┏━━

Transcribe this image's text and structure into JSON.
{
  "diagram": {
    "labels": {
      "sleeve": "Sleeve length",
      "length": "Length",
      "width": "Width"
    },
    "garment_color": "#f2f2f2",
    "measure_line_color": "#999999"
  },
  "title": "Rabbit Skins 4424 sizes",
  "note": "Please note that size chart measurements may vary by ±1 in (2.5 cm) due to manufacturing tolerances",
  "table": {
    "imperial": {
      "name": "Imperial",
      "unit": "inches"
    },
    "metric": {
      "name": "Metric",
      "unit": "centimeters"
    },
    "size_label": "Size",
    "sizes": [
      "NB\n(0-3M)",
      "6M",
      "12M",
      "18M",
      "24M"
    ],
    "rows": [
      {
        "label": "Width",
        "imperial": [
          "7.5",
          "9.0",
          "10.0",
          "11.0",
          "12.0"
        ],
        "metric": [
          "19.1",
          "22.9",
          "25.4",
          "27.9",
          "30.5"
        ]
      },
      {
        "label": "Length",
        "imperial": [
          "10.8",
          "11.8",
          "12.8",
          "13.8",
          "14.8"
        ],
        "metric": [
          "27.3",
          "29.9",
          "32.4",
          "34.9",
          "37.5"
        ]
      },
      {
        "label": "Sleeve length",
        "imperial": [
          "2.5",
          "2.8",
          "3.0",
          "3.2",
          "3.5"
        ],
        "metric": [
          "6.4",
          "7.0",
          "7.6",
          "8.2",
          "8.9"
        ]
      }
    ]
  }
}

┗━━

== Exercise task ==
Output the lines above verbatim and in full.

== The completed task ==
Transcribe this image's text and structure into JSON.
{
  "diagram": {
    "labels": {
      "sleeve": "Sleeve length",
      "length": "Length",
      "width": "Width"
    },
    "garment_color": "#f2f2f2",
    "measure_line_color": "#999999"
  },
  "title": "Rabbit Skins 4424 sizes",
  "note": "Please note that size chart measurements may vary by ±1 in (2.5 cm) due to manufacturing tolerances",
  "table": {
    "imperial": {
      "name": "Imperial",
      "unit": "inches"
    },
    "metric": {
      "name": "Metric",
      "unit": "centimeters"
    },
    "size_label": "Size",
    "sizes": [
      "NB\n(0-3M)",
      "6M",
      "12M",
      "18M",
      "24M"
    ],
    "rows": [
      {
        "label": "Width",
        "imperial": [
          "7.5",
          "9.0",
          "10.0",
          "11.0",
          "12.0"
        ],
        "metric": [
          "19.1",
          "22.9",
          "25.4",
          "27.9",
          "30.5"
        ]
      },
      {
        "label": "Length",
        "imperial": [
          "10.8",
          "11.8",
          "12.8",
          "13.8",
          "14.8"
        ],
        "metric": [
          "27.3",
          "29.9",
          "32.4",
          "34.9",
          "37.5"
        ]
      },
      {
        "label": "Sleeve length",
        "imperial": [
          "2.5",
          "2.8",
          "3.0",
          "3.2",
          "3.5"
        ],
        "metric": [
          "6.4",
          "7.0",
          "7.6",
          "8.2",
          "8.9"
        ]
      }
    ]
  }
}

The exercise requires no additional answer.